▸ **EXERCISE AIM**: Without the pictures, set down every line of the data exactly.

▸ **INPUT ROWS**:
------------

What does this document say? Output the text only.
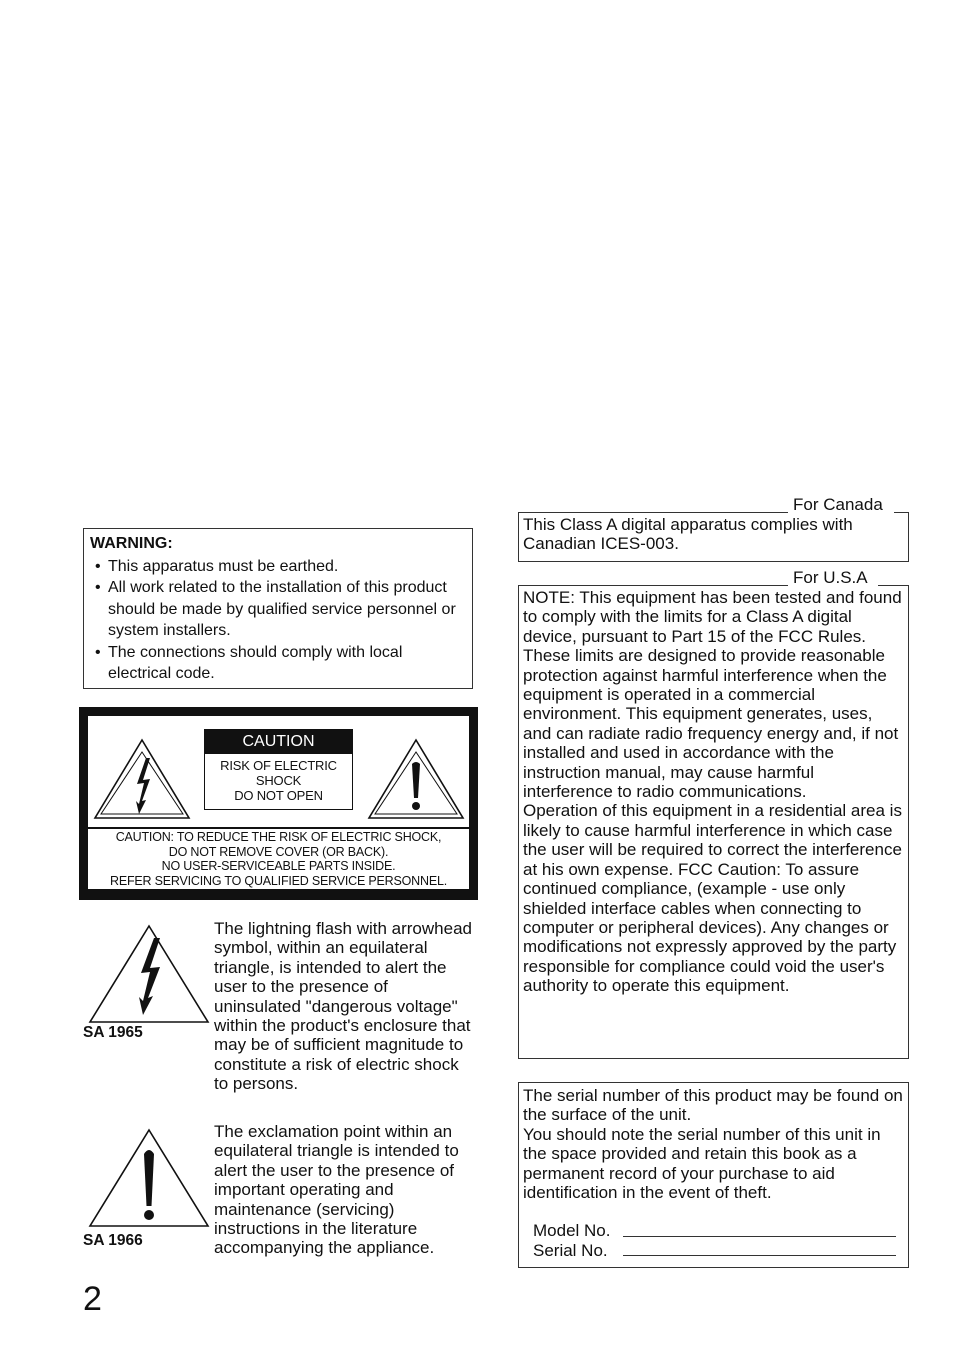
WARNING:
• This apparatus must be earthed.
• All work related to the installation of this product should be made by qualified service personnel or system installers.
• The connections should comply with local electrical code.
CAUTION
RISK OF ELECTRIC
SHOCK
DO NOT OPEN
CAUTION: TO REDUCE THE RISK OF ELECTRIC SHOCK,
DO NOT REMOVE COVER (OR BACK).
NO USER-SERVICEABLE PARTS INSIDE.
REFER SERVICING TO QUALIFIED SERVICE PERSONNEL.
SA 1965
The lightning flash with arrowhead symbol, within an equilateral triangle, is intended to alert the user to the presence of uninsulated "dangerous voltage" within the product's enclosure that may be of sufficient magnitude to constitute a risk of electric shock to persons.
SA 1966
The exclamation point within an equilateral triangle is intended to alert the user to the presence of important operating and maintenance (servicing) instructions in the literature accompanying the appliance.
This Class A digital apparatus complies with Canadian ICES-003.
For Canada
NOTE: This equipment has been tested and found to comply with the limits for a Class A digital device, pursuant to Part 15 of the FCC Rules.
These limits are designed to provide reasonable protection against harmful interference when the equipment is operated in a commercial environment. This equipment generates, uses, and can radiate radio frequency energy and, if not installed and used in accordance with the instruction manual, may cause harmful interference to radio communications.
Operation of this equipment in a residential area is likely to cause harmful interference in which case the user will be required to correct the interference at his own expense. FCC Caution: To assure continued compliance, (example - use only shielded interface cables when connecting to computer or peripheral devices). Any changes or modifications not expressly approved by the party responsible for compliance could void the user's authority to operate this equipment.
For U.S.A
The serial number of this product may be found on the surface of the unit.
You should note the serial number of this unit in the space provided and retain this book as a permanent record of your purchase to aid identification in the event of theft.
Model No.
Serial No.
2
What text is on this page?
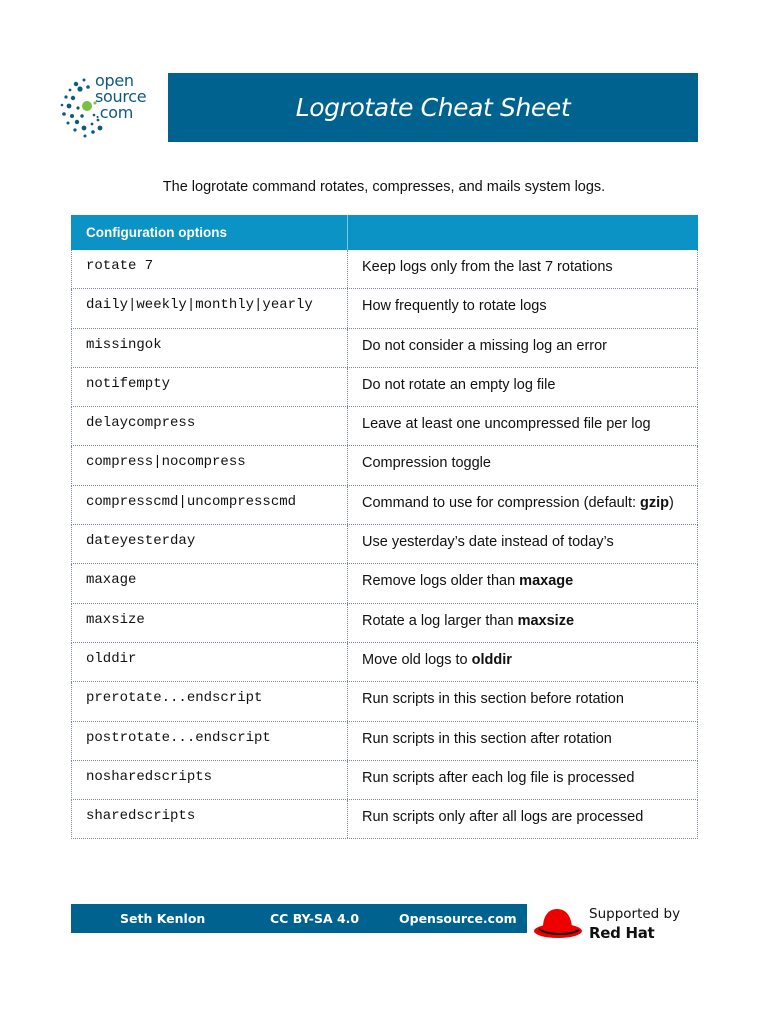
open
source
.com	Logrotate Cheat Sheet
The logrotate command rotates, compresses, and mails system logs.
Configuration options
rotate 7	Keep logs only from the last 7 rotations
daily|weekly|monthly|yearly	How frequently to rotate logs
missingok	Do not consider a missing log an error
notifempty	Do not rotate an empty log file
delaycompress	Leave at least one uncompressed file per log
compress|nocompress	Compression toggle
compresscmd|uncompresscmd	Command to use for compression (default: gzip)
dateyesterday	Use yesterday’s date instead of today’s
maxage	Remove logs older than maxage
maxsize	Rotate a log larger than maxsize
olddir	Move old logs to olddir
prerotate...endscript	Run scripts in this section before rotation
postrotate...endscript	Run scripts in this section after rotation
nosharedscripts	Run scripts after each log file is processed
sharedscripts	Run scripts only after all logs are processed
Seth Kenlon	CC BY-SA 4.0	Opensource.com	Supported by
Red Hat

------------

▸ **TASK SOLUTION**:
What does this document say? Output the text only.
WARNING:
• This apparatus must be earthed.
• All work related to the installation of this product should be made by qualified service personnel or system installers.
• The connections should comply with local electrical code.
CAUTION
RISK OF ELECTRIC
SHOCK
DO NOT OPEN
CAUTION: TO REDUCE THE RISK OF ELECTRIC SHOCK,
DO NOT REMOVE COVER (OR BACK).
NO USER-SERVICEABLE PARTS INSIDE.
REFER SERVICING TO QUALIFIED SERVICE PERSONNEL.
SA 1965
The lightning flash with arrowhead symbol, within an equilateral triangle, is intended to alert the user to the presence of uninsulated "dangerous voltage" within the product's enclosure that may be of sufficient magnitude to constitute a risk of electric shock to persons.
SA 1966
The exclamation point within an equilateral triangle is intended to alert the user to the presence of important operating and maintenance (servicing) instructions in the literature accompanying the appliance.
This Class A digital apparatus complies with Canadian ICES-003.
For Canada
NOTE: This equipment has been tested and found to comply with the limits for a Class A digital device, pursuant to Part 15 of the FCC Rules.
These limits are designed to provide reasonable protection against harmful interference when the equipment is operated in a commercial environment. This equipment generates, uses, and can radiate radio frequency energy and, if not installed and used in accordance with the instruction manual, may cause harmful interference to radio communications.
Operation of this equipment in a residential area is likely to cause harmful interference in which case the user will be required to correct the interference at his own expense. FCC Caution: To assure continued compliance, (example - use only shielded interface cables when connecting to computer or peripheral devices). Any changes or modifications not expressly approved by the party responsible for compliance could void the user's authority to operate this equipment.
For U.S.A
The serial number of this product may be found on the surface of the unit.
You should note the serial number of this unit in the space provided and retain this book as a permanent record of your purchase to aid identification in the event of theft.
Model No.
Serial No.
2
What text is on this page?
open
source
.com	Logrotate Cheat Sheet
The logrotate command rotates, compresses, and mails system logs.
Configuration options
rotate 7	Keep logs only from the last 7 rotations
daily|weekly|monthly|yearly	How frequently to rotate logs
missingok	Do not consider a missing log an error
notifempty	Do not rotate an empty log file
delaycompress	Leave at least one uncompressed file per log
compress|nocompress	Compression toggle
compresscmd|uncompresscmd	Command to use for compression (default: gzip)
dateyesterday	Use yesterday’s date instead of today’s
maxage	Remove logs older than maxage
maxsize	Rotate a log larger than maxsize
olddir	Move old logs to olddir
prerotate...endscript	Run scripts in this section before rotation
postrotate...endscript	Run scripts in this section after rotation
nosharedscripts	Run scripts after each log file is processed
sharedscripts	Run scripts only after all logs are processed
Seth Kenlon	CC BY-SA 4.0	Opensource.com	Supported by
Red Hat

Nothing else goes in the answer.